Objective.
Reproduce each of the lines word for word.

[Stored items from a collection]

####################

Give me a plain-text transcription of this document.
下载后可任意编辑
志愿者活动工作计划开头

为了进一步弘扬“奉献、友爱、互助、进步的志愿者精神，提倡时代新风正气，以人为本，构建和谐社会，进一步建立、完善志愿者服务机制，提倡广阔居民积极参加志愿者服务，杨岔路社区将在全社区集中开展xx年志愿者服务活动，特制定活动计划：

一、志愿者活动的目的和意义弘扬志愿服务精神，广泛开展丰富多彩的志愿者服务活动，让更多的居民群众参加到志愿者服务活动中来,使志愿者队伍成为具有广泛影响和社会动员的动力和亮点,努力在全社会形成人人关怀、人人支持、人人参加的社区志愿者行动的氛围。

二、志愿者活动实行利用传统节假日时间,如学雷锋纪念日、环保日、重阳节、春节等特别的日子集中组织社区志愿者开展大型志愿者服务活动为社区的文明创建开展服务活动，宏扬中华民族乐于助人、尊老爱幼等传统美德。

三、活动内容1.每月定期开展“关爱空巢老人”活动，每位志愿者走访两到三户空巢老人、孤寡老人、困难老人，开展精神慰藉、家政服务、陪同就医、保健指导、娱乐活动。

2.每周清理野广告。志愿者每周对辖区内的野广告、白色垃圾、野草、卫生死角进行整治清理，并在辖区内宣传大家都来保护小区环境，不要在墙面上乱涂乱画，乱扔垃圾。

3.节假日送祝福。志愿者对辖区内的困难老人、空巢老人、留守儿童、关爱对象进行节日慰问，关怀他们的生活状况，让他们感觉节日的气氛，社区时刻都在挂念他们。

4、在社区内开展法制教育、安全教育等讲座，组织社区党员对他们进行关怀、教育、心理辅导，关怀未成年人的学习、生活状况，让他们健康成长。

####################

Result of the exercise.
Give me a plain-text transcription of this document.
下载后可任意编辑
志愿者活动工作计划开头

为了进一步弘扬“奉献、友爱、互助、进步的志愿者精神，提倡时代新风正气，以人为本，构建和谐社会，进一步建立、完善志愿者服务机制，提倡广阔居民积极参加志愿者服务，杨岔路社区将在全社区集中开展xx年志愿者服务活动，特制定活动计划：

一、志愿者活动的目的和意义弘扬志愿服务精神，广泛开展丰富多彩的志愿者服务活动，让更多的居民群众参加到志愿者服务活动中来,使志愿者队伍成为具有广泛影响和社会动员的动力和亮点,努力在全社会形成人人关怀、人人支持、人人参加的社区志愿者行动的氛围。

二、志愿者活动实行利用传统节假日时间,如学雷锋纪念日、环保日、重阳节、春节等特别的日子集中组织社区志愿者开展大型志愿者服务活动为社区的文明创建开展服务活动，宏扬中华民族乐于助人、尊老爱幼等传统美德。

三、活动内容1.每月定期开展“关爱空巢老人”活动，每位志愿者走访两到三户空巢老人、孤寡老人、困难老人，开展精神慰藉、家政服务、陪同就医、保健指导、娱乐活动。

2.每周清理野广告。志愿者每周对辖区内的野广告、白色垃圾、野草、卫生死角进行整治清理，并在辖区内宣传大家都来保护小区环境，不要在墙面上乱涂乱画，乱扔垃圾。

3.节假日送祝福。志愿者对辖区内的困难老人、空巢老人、留守儿童、关爱对象进行节日慰问，关怀他们的生活状况，让他们感觉节日的气氛，社区时刻都在挂念他们。

4、在社区内开展法制教育、安全教育等讲座，组织社区党员对他们进行关怀、教育、心理辅导，关怀未成年人的学习、生活状况，让他们健康成长。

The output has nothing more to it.